— What is expected —
Give the listing again exactly, omitting its images.

— Working data —
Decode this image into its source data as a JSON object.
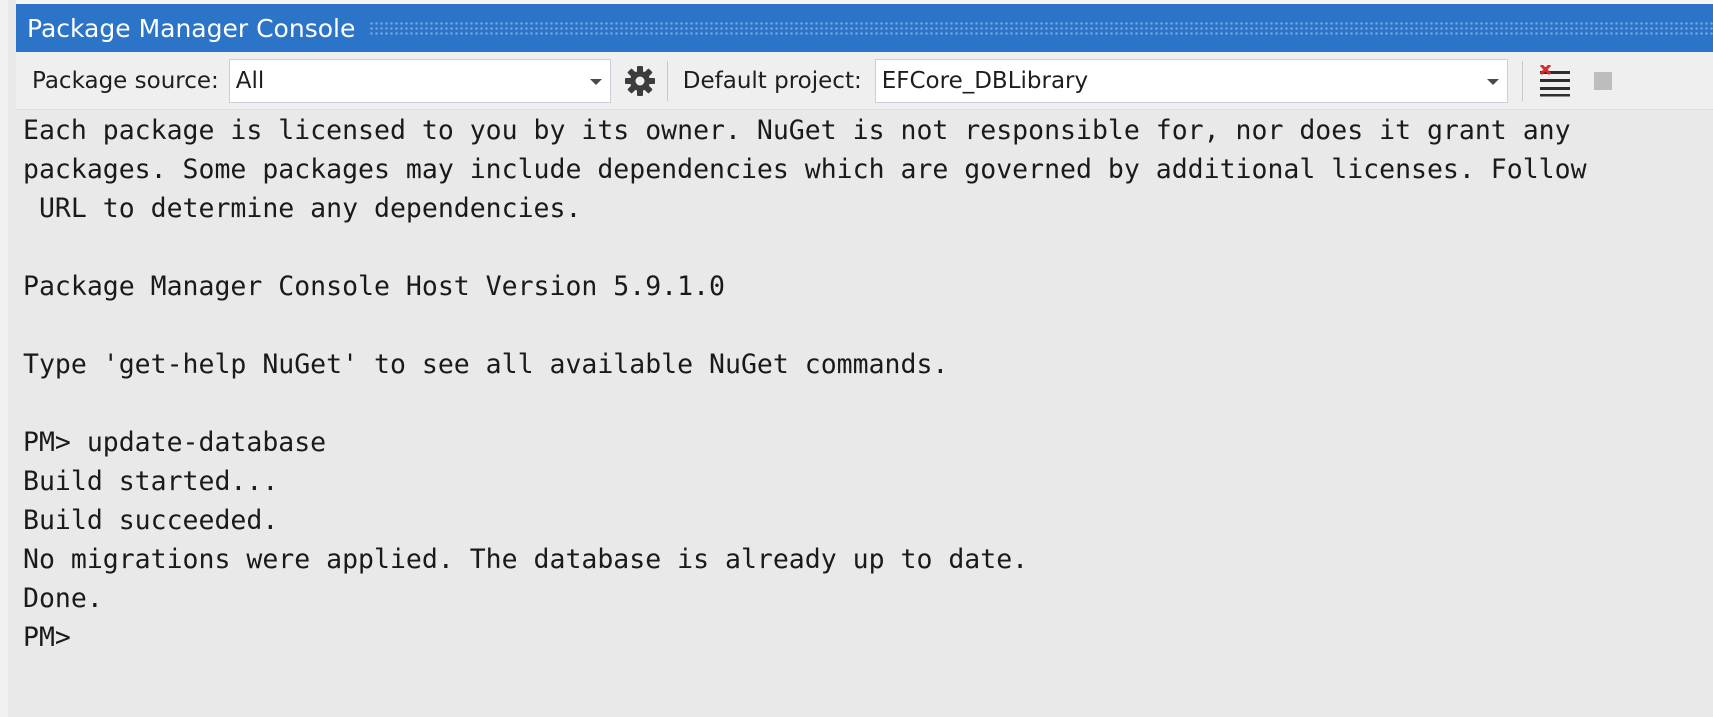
{
  "window": {
    "title": "Package Manager Console"
  },
  "toolbar": {
    "package_source_label": "Package source:",
    "package_source_value": "All",
    "settings_icon": "gear-icon",
    "default_project_label": "Default project:",
    "default_project_value": "EFCore_DBLibrary",
    "clear_icon": "clear-console-icon",
    "stop_icon": "stop-icon"
  },
  "console": {
    "lines": [
      "Each package is licensed to you by its owner. NuGet is not responsible for, nor does it grant any",
      "packages. Some packages may include dependencies which are governed by additional licenses. Follow",
      " URL to determine any dependencies.",
      "",
      "Package Manager Console Host Version 5.9.1.0",
      "",
      "Type 'get-help NuGet' to see all available NuGet commands.",
      "",
      "PM> update-database",
      "Build started...",
      "Build succeeded.",
      "No migrations were applied. The database is already up to date.",
      "Done.",
      "PM>"
    ]
  }
}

— The reply —
Decode this image into its source data as a JSON object.
{
  "window": {
    "title": "Package Manager Console"
  },
  "toolbar": {
    "package_source_label": "Package source:",
    "package_source_value": "All",
    "settings_icon": "gear-icon",
    "default_project_label": "Default project:",
    "default_project_value": "EFCore_DBLibrary",
    "clear_icon": "clear-console-icon",
    "stop_icon": "stop-icon"
  },
  "console": {
    "lines": [
      "Each package is licensed to you by its owner. NuGet is not responsible for, nor does it grant any",
      "packages. Some packages may include dependencies which are governed by additional licenses. Follow",
      " URL to determine any dependencies.",
      "",
      "Package Manager Console Host Version 5.9.1.0",
      "",
      "Type 'get-help NuGet' to see all available NuGet commands.",
      "",
      "PM> update-database",
      "Build started...",
      "Build succeeded.",
      "No migrations were applied. The database is already up to date.",
      "Done.",
      "PM>"
    ]
  }
}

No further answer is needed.